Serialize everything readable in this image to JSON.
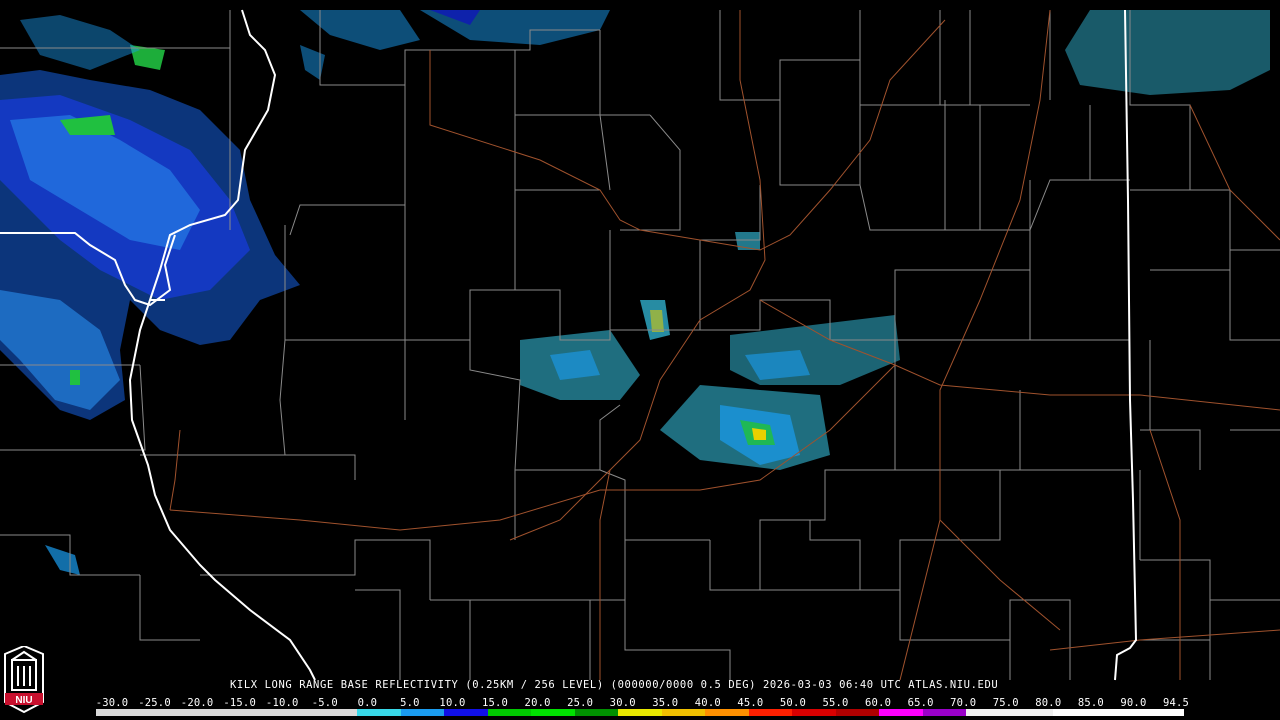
{
  "product": {
    "caption": "KILX LONG RANGE BASE REFLECTIVITY (0.25KM / 256 LEVEL) (000000/0000 0.5 DEG) 2026-03-03 06:40 UTC  ATLAS.NIU.EDU"
  },
  "scale": {
    "labels": [
      "-30.0",
      "-25.0",
      "-20.0",
      "-15.0",
      "-10.0",
      "-5.0",
      "0.0",
      "5.0",
      "10.0",
      "15.0",
      "20.0",
      "25.0",
      "30.0",
      "35.0",
      "40.0",
      "45.0",
      "50.0",
      "55.0",
      "60.0",
      "65.0",
      "70.0",
      "75.0",
      "80.0",
      "85.0",
      "90.0",
      "94.5"
    ],
    "colors": [
      "#d9d9d9",
      "#d9d9d9",
      "#d9d9d9",
      "#d9d9d9",
      "#d9d9d9",
      "#d9d9d9",
      "#38d8e8",
      "#1a9cf0",
      "#1010e8",
      "#00c800",
      "#00e000",
      "#009000",
      "#e8e800",
      "#f0c000",
      "#ff9000",
      "#ff2000",
      "#d80000",
      "#b00000",
      "#ff00ff",
      "#9a00c8",
      "#f0f0f0",
      "#f0f0f0",
      "#ffffff",
      "#ffffff",
      "#ffffff"
    ]
  },
  "logo": {
    "text": "NIU"
  },
  "map": {
    "radar_site": "KILX",
    "boundary_color": "#8a8a8a",
    "state_line_color": "#ffffff",
    "highway_color": "#a0522d"
  }
}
== == ==
__Direction__.
Look for lines containing the string "ffffff" and copy them all.

__The answer__.
      "#ffffff",
      "#ffffff",
      "#ffffff"
    "state_line_color": "#ffffff",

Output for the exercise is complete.